--- What to produce ---
Please give the entries again in full and exactly, without any picture.

--- The records ---
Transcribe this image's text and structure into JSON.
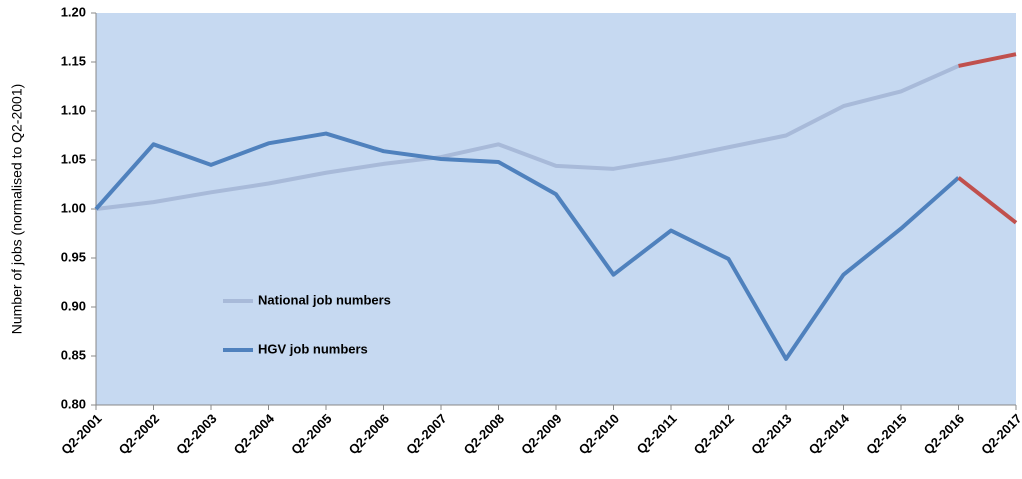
{
  "chart_data": {
    "type": "line",
    "y_axis_label": "Number of jobs (normalised to Q2-2001)",
    "categories": [
      "Q2-2001",
      "Q2-2002",
      "Q2-2003",
      "Q2-2004",
      "Q2-2005",
      "Q2-2006",
      "Q2-2007",
      "Q2-2008",
      "Q2-2009",
      "Q2-2010",
      "Q2-2011",
      "Q2-2012",
      "Q2-2013",
      "Q2-2014",
      "Q2-2015",
      "Q2-2016",
      "Q2-2017"
    ],
    "series": [
      {
        "name": "National job numbers",
        "color": "#a8bad9",
        "last_segment_color": "#c0504d",
        "values": [
          1.0,
          1.007,
          1.017,
          1.026,
          1.037,
          1.046,
          1.053,
          1.066,
          1.044,
          1.041,
          1.051,
          1.063,
          1.075,
          1.105,
          1.12,
          1.146,
          1.158
        ]
      },
      {
        "name": "HGV job numbers",
        "color": "#4f81bd",
        "last_segment_color": "#c0504d",
        "values": [
          1.0,
          1.066,
          1.045,
          1.067,
          1.077,
          1.059,
          1.051,
          1.048,
          1.015,
          0.933,
          0.978,
          0.949,
          0.847,
          0.933,
          0.98,
          1.032,
          0.986
        ]
      }
    ],
    "ylim": [
      0.8,
      1.2
    ],
    "yticks": [
      {
        "value": 0.8,
        "label": "0.80"
      },
      0.85,
      {
        "value": 0.9,
        "label": "0.90"
      },
      0.95,
      {
        "value": 1.0,
        "label": "1.00"
      },
      1.05,
      {
        "value": 1.1,
        "label": "1.10"
      },
      1.15,
      {
        "value": 1.2,
        "label": "1.20"
      }
    ],
    "grid": false,
    "legend": "left",
    "plot_background": "#c6d9f1"
  }
}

--- Answer to this exercise ---
Transcribe this image's text and structure into JSON.
{
  "chart_data": {
    "type": "line",
    "y_axis_label": "Number of jobs (normalised to Q2-2001)",
    "categories": [
      "Q2-2001",
      "Q2-2002",
      "Q2-2003",
      "Q2-2004",
      "Q2-2005",
      "Q2-2006",
      "Q2-2007",
      "Q2-2008",
      "Q2-2009",
      "Q2-2010",
      "Q2-2011",
      "Q2-2012",
      "Q2-2013",
      "Q2-2014",
      "Q2-2015",
      "Q2-2016",
      "Q2-2017"
    ],
    "series": [
      {
        "name": "National job numbers",
        "color": "#a8bad9",
        "last_segment_color": "#c0504d",
        "values": [
          1.0,
          1.007,
          1.017,
          1.026,
          1.037,
          1.046,
          1.053,
          1.066,
          1.044,
          1.041,
          1.051,
          1.063,
          1.075,
          1.105,
          1.12,
          1.146,
          1.158
        ]
      },
      {
        "name": "HGV job numbers",
        "color": "#4f81bd",
        "last_segment_color": "#c0504d",
        "values": [
          1.0,
          1.066,
          1.045,
          1.067,
          1.077,
          1.059,
          1.051,
          1.048,
          1.015,
          0.933,
          0.978,
          0.949,
          0.847,
          0.933,
          0.98,
          1.032,
          0.986
        ]
      }
    ],
    "ylim": [
      0.8,
      1.2
    ],
    "yticks": [
      {
        "value": 0.8,
        "label": "0.80"
      },
      0.85,
      {
        "value": 0.9,
        "label": "0.90"
      },
      0.95,
      {
        "value": 1.0,
        "label": "1.00"
      },
      1.05,
      {
        "value": 1.1,
        "label": "1.10"
      },
      1.15,
      {
        "value": 1.2,
        "label": "1.20"
      }
    ],
    "grid": false,
    "legend": "left",
    "plot_background": "#c6d9f1"
  }
}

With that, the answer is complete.